--- DESCRIPTION OF THE TASK ---
Search the records below for the word "период". Pull out each line that has it.

[RECORDS PROVIDED start]

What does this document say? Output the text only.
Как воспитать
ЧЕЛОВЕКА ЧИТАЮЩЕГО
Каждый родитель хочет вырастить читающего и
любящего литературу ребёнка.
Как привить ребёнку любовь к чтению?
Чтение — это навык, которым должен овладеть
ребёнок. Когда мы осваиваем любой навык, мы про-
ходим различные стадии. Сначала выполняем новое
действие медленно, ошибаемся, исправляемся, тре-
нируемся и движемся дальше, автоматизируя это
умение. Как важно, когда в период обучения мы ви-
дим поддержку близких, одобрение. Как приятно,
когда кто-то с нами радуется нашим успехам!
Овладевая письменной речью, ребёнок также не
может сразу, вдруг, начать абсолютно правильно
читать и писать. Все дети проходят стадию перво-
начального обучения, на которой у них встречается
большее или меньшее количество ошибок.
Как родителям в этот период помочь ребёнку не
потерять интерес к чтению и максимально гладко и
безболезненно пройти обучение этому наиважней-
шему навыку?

[RECORDS PROVIDED end]

--- SOLUTION BELOW ---
умение. Как важно, когда в период обучения мы ви-
Как родителям в этот период помочь ребёнку не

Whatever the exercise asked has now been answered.